* EXERCISE DIRECTIONS *
Identify each line below that contains the word "title", and copy it out.

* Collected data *
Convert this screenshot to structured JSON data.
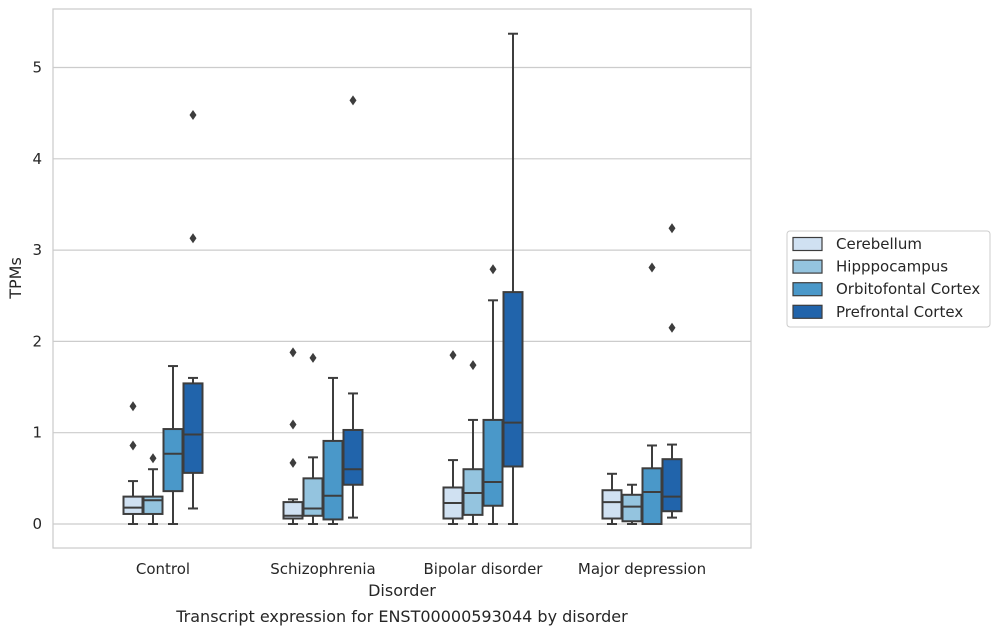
{
  "chart_data": {
    "type": "box",
    "caption": "Transcript expression for ENST00000593044 by disorder",
    "xlabel": "Disorder",
    "ylabel": "TPMs",
    "ylim": [
      -0.25,
      5.65
    ],
    "yticks": [
      "0",
      "1",
      "2",
      "3",
      "4",
      "5"
    ],
    "grid": true,
    "legend_position": "right",
    "categories": [
      "Control",
      "Schizophrenia",
      "Bipolar disorder",
      "Major depression"
    ],
    "series": [
      {
        "name": "Cerebellum",
        "color": "#d0e1f2",
        "boxes": [
          {
            "whislo": 0.0,
            "q1": 0.11,
            "med": 0.18,
            "q3": 0.3,
            "whishi": 0.47,
            "fliers": [
              0.86,
              1.29
            ]
          },
          {
            "whislo": 0.0,
            "q1": 0.06,
            "med": 0.09,
            "q3": 0.24,
            "whishi": 0.27,
            "fliers": [
              0.67,
              1.09,
              1.88
            ]
          },
          {
            "whislo": 0.0,
            "q1": 0.06,
            "med": 0.23,
            "q3": 0.4,
            "whishi": 0.7,
            "fliers": [
              1.85
            ]
          },
          {
            "whislo": 0.0,
            "q1": 0.06,
            "med": 0.24,
            "q3": 0.37,
            "whishi": 0.55,
            "fliers": []
          }
        ]
      },
      {
        "name": "Hipppocampus",
        "color": "#94c4df",
        "boxes": [
          {
            "whislo": 0.0,
            "q1": 0.11,
            "med": 0.26,
            "q3": 0.3,
            "whishi": 0.6,
            "fliers": [
              0.72
            ]
          },
          {
            "whislo": 0.0,
            "q1": 0.09,
            "med": 0.17,
            "q3": 0.5,
            "whishi": 0.73,
            "fliers": [
              1.82
            ]
          },
          {
            "whislo": 0.0,
            "q1": 0.1,
            "med": 0.34,
            "q3": 0.6,
            "whishi": 1.14,
            "fliers": [
              1.74
            ]
          },
          {
            "whislo": 0.0,
            "q1": 0.03,
            "med": 0.19,
            "q3": 0.32,
            "whishi": 0.43,
            "fliers": []
          }
        ]
      },
      {
        "name": "Orbitofontal Cortex",
        "color": "#4a98c9",
        "boxes": [
          {
            "whislo": 0.0,
            "q1": 0.36,
            "med": 0.77,
            "q3": 1.04,
            "whishi": 1.73,
            "fliers": []
          },
          {
            "whislo": 0.0,
            "q1": 0.05,
            "med": 0.31,
            "q3": 0.91,
            "whishi": 1.6,
            "fliers": []
          },
          {
            "whislo": 0.0,
            "q1": 0.2,
            "med": 0.46,
            "q3": 1.14,
            "whishi": 2.45,
            "fliers": [
              2.79
            ]
          },
          {
            "whislo": 0.0,
            "q1": 0.0,
            "med": 0.35,
            "q3": 0.61,
            "whishi": 0.86,
            "fliers": [
              2.81
            ]
          }
        ]
      },
      {
        "name": "Prefrontal Cortex",
        "color": "#2164ab",
        "boxes": [
          {
            "whislo": 0.17,
            "q1": 0.56,
            "med": 0.98,
            "q3": 1.54,
            "whishi": 1.6,
            "fliers": [
              3.13,
              4.48
            ]
          },
          {
            "whislo": 0.07,
            "q1": 0.43,
            "med": 0.6,
            "q3": 1.03,
            "whishi": 1.43,
            "fliers": [
              4.64
            ]
          },
          {
            "whislo": 0.0,
            "q1": 0.63,
            "med": 1.11,
            "q3": 2.54,
            "whishi": 5.37,
            "fliers": []
          },
          {
            "whislo": 0.07,
            "q1": 0.14,
            "med": 0.3,
            "q3": 0.71,
            "whishi": 0.87,
            "fliers": [
              2.15,
              3.24
            ]
          }
        ]
      }
    ]
  }
}
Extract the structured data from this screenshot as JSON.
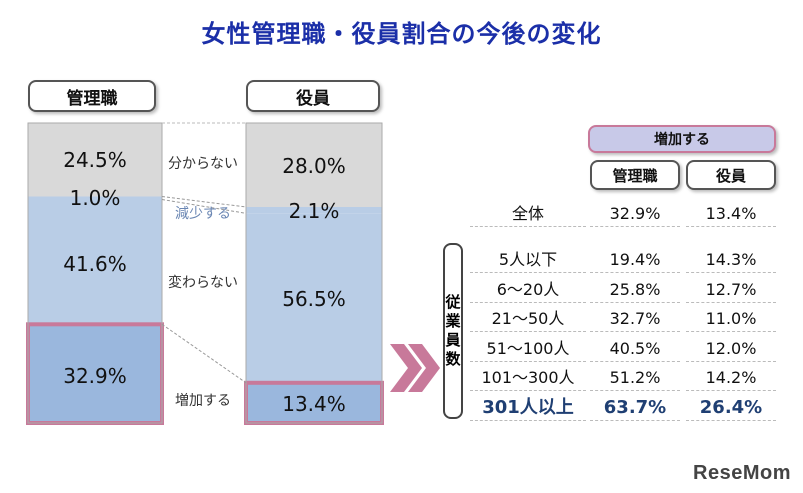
{
  "title": "女性管理職・役員割合の今後の変化",
  "chart_data": [
    {
      "type": "bar",
      "stacked": true,
      "categories": [
        "管理職",
        "役員"
      ],
      "series": [
        {
          "name": "分からない",
          "values": [
            24.5,
            28.0
          ]
        },
        {
          "name": "減少する",
          "values": [
            1.0,
            2.1
          ]
        },
        {
          "name": "変わらない",
          "values": [
            41.6,
            56.5
          ]
        },
        {
          "name": "増加する",
          "values": [
            32.9,
            13.4
          ]
        }
      ],
      "labels": {
        "mgmt": [
          "24.5%",
          "1.0%",
          "41.6%",
          "32.9%"
        ],
        "exec": [
          "28.0%",
          "2.1%",
          "56.5%",
          "13.4%"
        ]
      },
      "colors": {
        "unknown": "#d9d9d9",
        "decrease": "#b9cde6",
        "same": "#b9cde6",
        "increase_mgmt": "#9ab7dd",
        "increase_exec": "#9ab7dd",
        "highlight": "#c8799a"
      }
    },
    {
      "type": "table",
      "group_header": "増加する",
      "columns": [
        "管理職",
        "役員"
      ],
      "side_label": "従業員数",
      "overall": {
        "label": "全体",
        "values": [
          "32.9%",
          "13.4%"
        ]
      },
      "rows": [
        {
          "label": "5人以下",
          "values": [
            "19.4%",
            "14.3%"
          ]
        },
        {
          "label": "6～20人",
          "values": [
            "25.8%",
            "12.7%"
          ]
        },
        {
          "label": "21～50人",
          "values": [
            "32.7%",
            "11.0%"
          ]
        },
        {
          "label": "51～100人",
          "values": [
            "40.5%",
            "12.0%"
          ]
        },
        {
          "label": "101～300人",
          "values": [
            "51.2%",
            "14.2%"
          ]
        },
        {
          "label": "301人以上",
          "values": [
            "63.7%",
            "26.4%"
          ]
        }
      ]
    }
  ],
  "logo": "ReseMom"
}
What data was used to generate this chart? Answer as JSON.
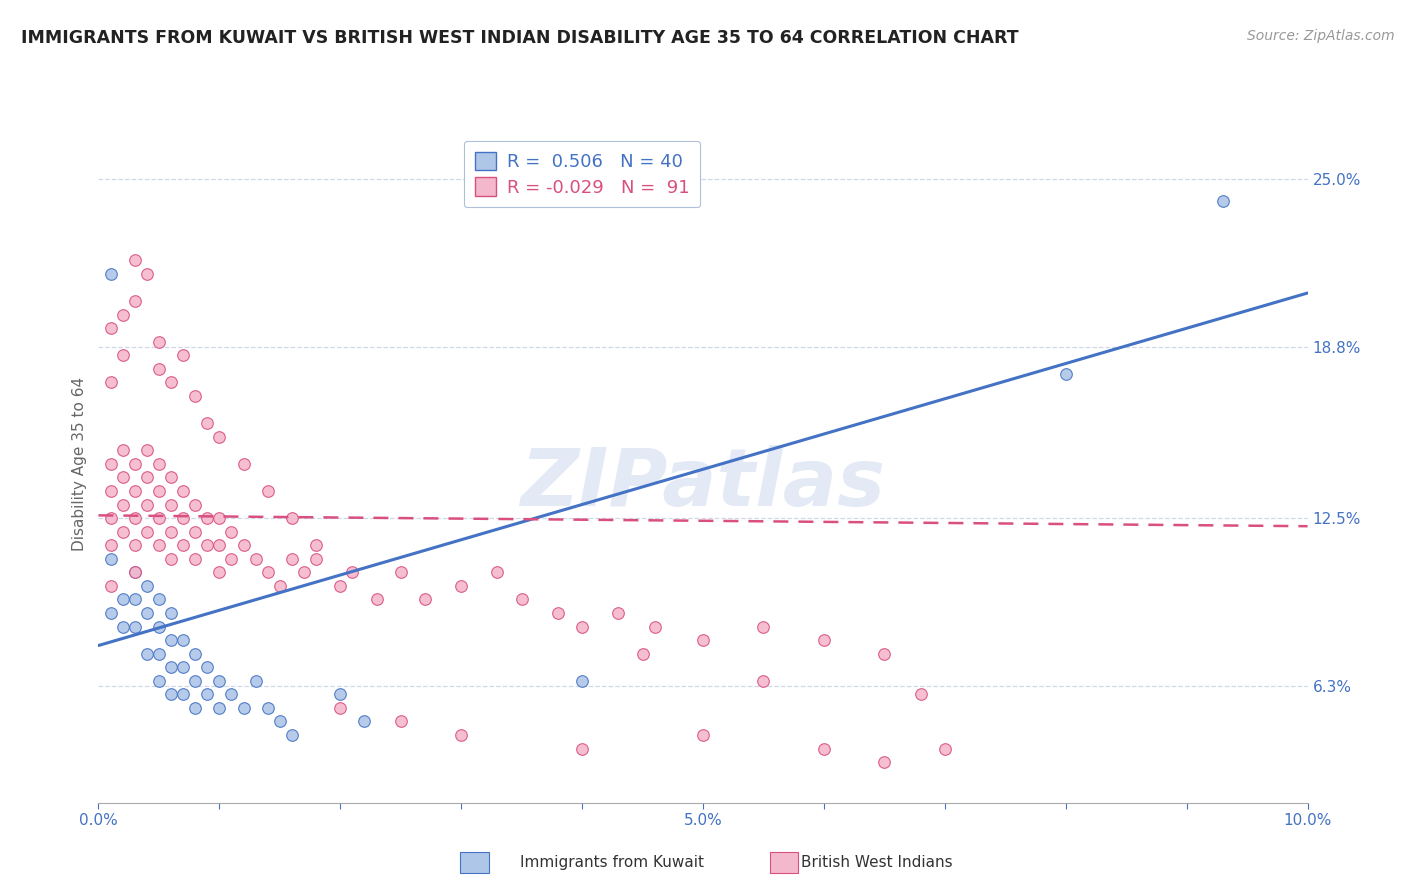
{
  "title": "IMMIGRANTS FROM KUWAIT VS BRITISH WEST INDIAN DISABILITY AGE 35 TO 64 CORRELATION CHART",
  "source": "Source: ZipAtlas.com",
  "ylabel": "Disability Age 35 to 64",
  "xlim": [
    0.0,
    0.1
  ],
  "ylim": [
    0.02,
    0.27
  ],
  "xticks": [
    0.0,
    0.01,
    0.02,
    0.03,
    0.04,
    0.05,
    0.06,
    0.07,
    0.08,
    0.09,
    0.1
  ],
  "xticklabels": [
    "0.0%",
    "",
    "",
    "",
    "",
    "5.0%",
    "",
    "",
    "",
    "",
    "10.0%"
  ],
  "right_yticks": [
    0.063,
    0.125,
    0.188,
    0.25
  ],
  "right_yticklabels": [
    "6.3%",
    "12.5%",
    "18.8%",
    "25.0%"
  ],
  "legend_r_blue": "R =  0.506",
  "legend_n_blue": "N = 40",
  "legend_r_pink": "R = -0.029",
  "legend_n_pink": "N =  91",
  "blue_color": "#aec6e8",
  "pink_color": "#f4b8cc",
  "blue_line_color": "#4472c4",
  "pink_line_color": "#d94f7e",
  "watermark": "ZIPatlas",
  "watermark_color": "#ccd9f0",
  "blue_line_x0": 0.0,
  "blue_line_y0": 0.078,
  "blue_line_x1": 0.1,
  "blue_line_y1": 0.208,
  "pink_line_x0": 0.0,
  "pink_line_y0": 0.126,
  "pink_line_x1": 0.1,
  "pink_line_y1": 0.122,
  "blue_scatter_x": [
    0.001,
    0.001,
    0.001,
    0.002,
    0.002,
    0.003,
    0.003,
    0.003,
    0.004,
    0.004,
    0.004,
    0.005,
    0.005,
    0.005,
    0.005,
    0.006,
    0.006,
    0.006,
    0.006,
    0.007,
    0.007,
    0.007,
    0.008,
    0.008,
    0.008,
    0.009,
    0.009,
    0.01,
    0.01,
    0.011,
    0.012,
    0.013,
    0.014,
    0.015,
    0.016,
    0.02,
    0.022,
    0.04,
    0.08,
    0.093
  ],
  "blue_scatter_y": [
    0.215,
    0.11,
    0.09,
    0.095,
    0.085,
    0.105,
    0.095,
    0.085,
    0.1,
    0.09,
    0.075,
    0.095,
    0.085,
    0.075,
    0.065,
    0.09,
    0.08,
    0.07,
    0.06,
    0.08,
    0.07,
    0.06,
    0.075,
    0.065,
    0.055,
    0.07,
    0.06,
    0.065,
    0.055,
    0.06,
    0.055,
    0.065,
    0.055,
    0.05,
    0.045,
    0.06,
    0.05,
    0.065,
    0.178,
    0.242
  ],
  "pink_scatter_x": [
    0.001,
    0.001,
    0.001,
    0.001,
    0.001,
    0.002,
    0.002,
    0.002,
    0.002,
    0.003,
    0.003,
    0.003,
    0.003,
    0.003,
    0.004,
    0.004,
    0.004,
    0.004,
    0.005,
    0.005,
    0.005,
    0.005,
    0.006,
    0.006,
    0.006,
    0.006,
    0.007,
    0.007,
    0.007,
    0.008,
    0.008,
    0.008,
    0.009,
    0.009,
    0.01,
    0.01,
    0.01,
    0.011,
    0.011,
    0.012,
    0.013,
    0.014,
    0.015,
    0.016,
    0.017,
    0.018,
    0.02,
    0.021,
    0.023,
    0.025,
    0.027,
    0.03,
    0.033,
    0.035,
    0.038,
    0.04,
    0.043,
    0.046,
    0.05,
    0.055,
    0.06,
    0.065,
    0.001,
    0.001,
    0.002,
    0.002,
    0.003,
    0.003,
    0.004,
    0.005,
    0.005,
    0.006,
    0.007,
    0.008,
    0.009,
    0.01,
    0.012,
    0.014,
    0.016,
    0.018,
    0.02,
    0.025,
    0.03,
    0.04,
    0.05,
    0.06,
    0.065,
    0.07,
    0.045,
    0.055,
    0.068
  ],
  "pink_scatter_y": [
    0.145,
    0.135,
    0.125,
    0.115,
    0.1,
    0.15,
    0.14,
    0.13,
    0.12,
    0.145,
    0.135,
    0.125,
    0.115,
    0.105,
    0.15,
    0.14,
    0.13,
    0.12,
    0.145,
    0.135,
    0.125,
    0.115,
    0.14,
    0.13,
    0.12,
    0.11,
    0.135,
    0.125,
    0.115,
    0.13,
    0.12,
    0.11,
    0.125,
    0.115,
    0.125,
    0.115,
    0.105,
    0.12,
    0.11,
    0.115,
    0.11,
    0.105,
    0.1,
    0.11,
    0.105,
    0.11,
    0.1,
    0.105,
    0.095,
    0.105,
    0.095,
    0.1,
    0.105,
    0.095,
    0.09,
    0.085,
    0.09,
    0.085,
    0.08,
    0.085,
    0.08,
    0.075,
    0.195,
    0.175,
    0.2,
    0.185,
    0.22,
    0.205,
    0.215,
    0.19,
    0.18,
    0.175,
    0.185,
    0.17,
    0.16,
    0.155,
    0.145,
    0.135,
    0.125,
    0.115,
    0.055,
    0.05,
    0.045,
    0.04,
    0.045,
    0.04,
    0.035,
    0.04,
    0.075,
    0.065,
    0.06
  ]
}
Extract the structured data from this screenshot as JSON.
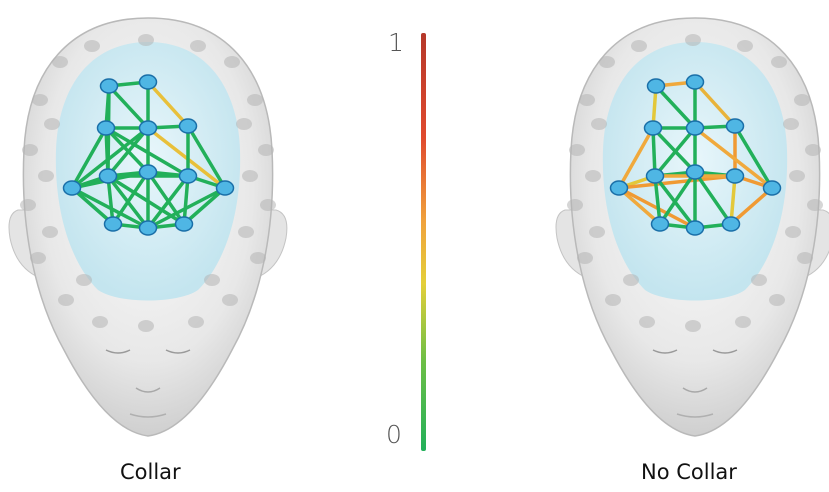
{
  "panels": [
    {
      "id": "collar",
      "label": "Collar",
      "edges": [
        {
          "a": 0,
          "b": 1,
          "color": "#22b05a"
        },
        {
          "a": 0,
          "b": 2,
          "color": "#22b05a"
        },
        {
          "a": 0,
          "b": 3,
          "color": "#22b05a"
        },
        {
          "a": 1,
          "b": 3,
          "color": "#22b05a"
        },
        {
          "a": 1,
          "b": 4,
          "color": "#e8c03a"
        },
        {
          "a": 2,
          "b": 3,
          "color": "#22b05a"
        },
        {
          "a": 3,
          "b": 4,
          "color": "#22b05a"
        },
        {
          "a": 2,
          "b": 6,
          "color": "#22b05a"
        },
        {
          "a": 2,
          "b": 5,
          "color": "#22b05a"
        },
        {
          "a": 3,
          "b": 6,
          "color": "#22b05a"
        },
        {
          "a": 3,
          "b": 7,
          "color": "#22b05a"
        },
        {
          "a": 3,
          "b": 9,
          "color": "#e8c03a"
        },
        {
          "a": 4,
          "b": 8,
          "color": "#22b05a"
        },
        {
          "a": 4,
          "b": 9,
          "color": "#22b05a"
        },
        {
          "a": 2,
          "b": 7,
          "color": "#22b05a"
        },
        {
          "a": 0,
          "b": 6,
          "color": "#22b05a"
        },
        {
          "a": 5,
          "b": 6,
          "color": "#22b05a"
        },
        {
          "a": 6,
          "b": 7,
          "color": "#22b05a"
        },
        {
          "a": 7,
          "b": 8,
          "color": "#22b05a"
        },
        {
          "a": 8,
          "b": 9,
          "color": "#22b05a"
        },
        {
          "a": 5,
          "b": 10,
          "color": "#22b05a"
        },
        {
          "a": 5,
          "b": 11,
          "color": "#22b05a"
        },
        {
          "a": 6,
          "b": 10,
          "color": "#22b05a"
        },
        {
          "a": 6,
          "b": 11,
          "color": "#22b05a"
        },
        {
          "a": 6,
          "b": 12,
          "color": "#22b05a"
        },
        {
          "a": 7,
          "b": 10,
          "color": "#22b05a"
        },
        {
          "a": 7,
          "b": 11,
          "color": "#22b05a"
        },
        {
          "a": 7,
          "b": 12,
          "color": "#22b05a"
        },
        {
          "a": 8,
          "b": 11,
          "color": "#22b05a"
        },
        {
          "a": 8,
          "b": 12,
          "color": "#22b05a"
        },
        {
          "a": 9,
          "b": 12,
          "color": "#22b05a"
        },
        {
          "a": 9,
          "b": 11,
          "color": "#22b05a"
        },
        {
          "a": 10,
          "b": 11,
          "color": "#22b05a"
        },
        {
          "a": 11,
          "b": 12,
          "color": "#22b05a"
        },
        {
          "a": 5,
          "b": 7,
          "color": "#22b05a"
        },
        {
          "a": 6,
          "b": 8,
          "color": "#22b05a"
        },
        {
          "a": 2,
          "b": 8,
          "color": "#22b05a"
        },
        {
          "a": 3,
          "b": 5,
          "color": "#22b05a"
        }
      ]
    },
    {
      "id": "no-collar",
      "label": "No Collar",
      "edges": [
        {
          "a": 0,
          "b": 1,
          "color": "#f0a93c"
        },
        {
          "a": 0,
          "b": 2,
          "color": "#e3c83a"
        },
        {
          "a": 0,
          "b": 3,
          "color": "#22b05a"
        },
        {
          "a": 1,
          "b": 3,
          "color": "#22b05a"
        },
        {
          "a": 1,
          "b": 4,
          "color": "#e8b33a"
        },
        {
          "a": 2,
          "b": 3,
          "color": "#22b05a"
        },
        {
          "a": 3,
          "b": 4,
          "color": "#22b05a"
        },
        {
          "a": 2,
          "b": 5,
          "color": "#f0a93c"
        },
        {
          "a": 2,
          "b": 6,
          "color": "#22b05a"
        },
        {
          "a": 2,
          "b": 7,
          "color": "#22b05a"
        },
        {
          "a": 3,
          "b": 6,
          "color": "#22b05a"
        },
        {
          "a": 3,
          "b": 7,
          "color": "#22b05a"
        },
        {
          "a": 4,
          "b": 8,
          "color": "#f09a33"
        },
        {
          "a": 4,
          "b": 9,
          "color": "#22b05a"
        },
        {
          "a": 5,
          "b": 6,
          "color": "#e3c83a"
        },
        {
          "a": 6,
          "b": 7,
          "color": "#22b05a"
        },
        {
          "a": 7,
          "b": 8,
          "color": "#22b05a"
        },
        {
          "a": 8,
          "b": 9,
          "color": "#f09a33"
        },
        {
          "a": 5,
          "b": 10,
          "color": "#f0a93c"
        },
        {
          "a": 5,
          "b": 11,
          "color": "#f09a33"
        },
        {
          "a": 5,
          "b": 8,
          "color": "#f09a33"
        },
        {
          "a": 6,
          "b": 10,
          "color": "#22b05a"
        },
        {
          "a": 6,
          "b": 11,
          "color": "#22b05a"
        },
        {
          "a": 7,
          "b": 10,
          "color": "#22b05a"
        },
        {
          "a": 7,
          "b": 11,
          "color": "#22b05a"
        },
        {
          "a": 7,
          "b": 12,
          "color": "#22b05a"
        },
        {
          "a": 8,
          "b": 12,
          "color": "#e3c83a"
        },
        {
          "a": 9,
          "b": 12,
          "color": "#f09a33"
        },
        {
          "a": 10,
          "b": 11,
          "color": "#22b05a"
        },
        {
          "a": 11,
          "b": 12,
          "color": "#22b05a"
        },
        {
          "a": 6,
          "b": 8,
          "color": "#f0a93c"
        },
        {
          "a": 3,
          "b": 9,
          "color": "#f0a93c"
        }
      ]
    }
  ],
  "scale": {
    "max_label": "1",
    "min_label": "0",
    "colors": [
      "#b5382a",
      "#e04a2e",
      "#f0a23c",
      "#e4cf3a",
      "#6fbf45",
      "#22b05a"
    ]
  },
  "colors": {
    "node_fill": "#4fb6e4",
    "node_stroke": "#1a6fa8"
  }
}
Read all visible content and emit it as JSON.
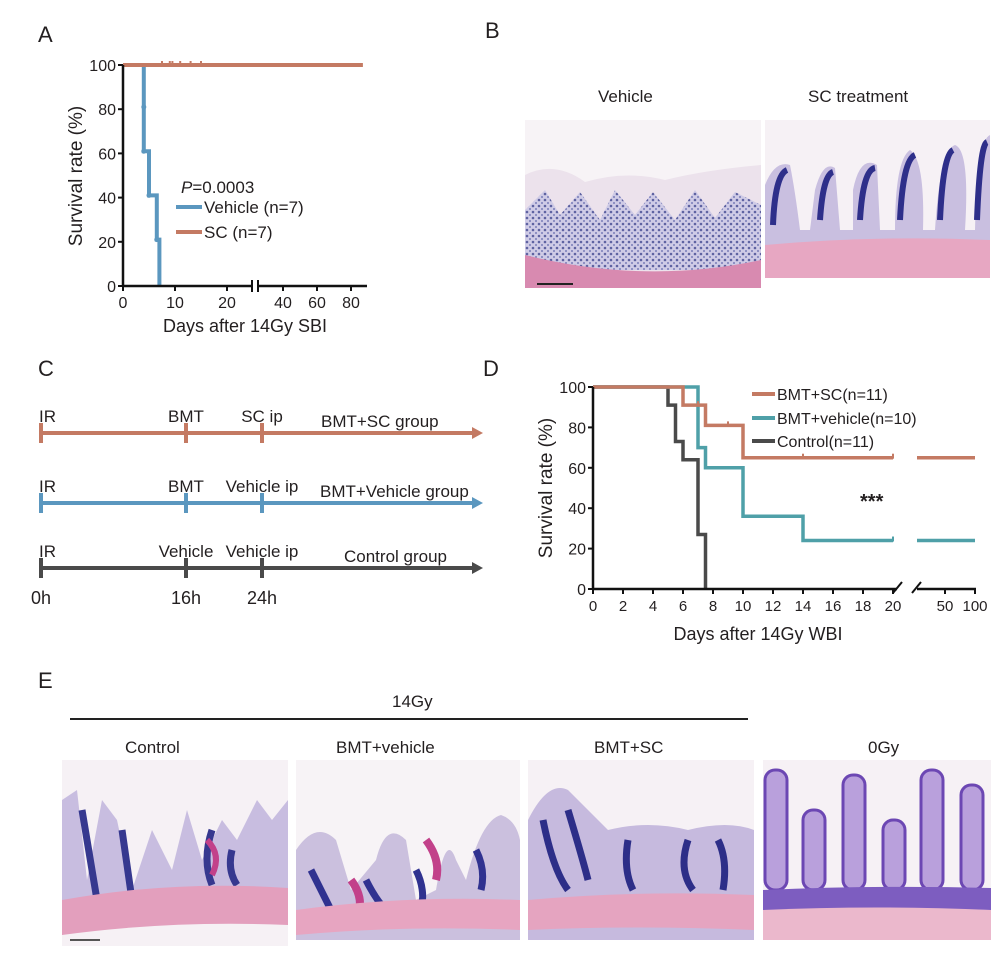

* TASK ANSWER *
  "title": "女性管理職・役員割合の今後の変化",
  "title": "IMMIGRANTS FROM KUWAIT VS BRITISH WEST INDIAN DISABILITY AGE 35 TO 64 CORRELATION CHART",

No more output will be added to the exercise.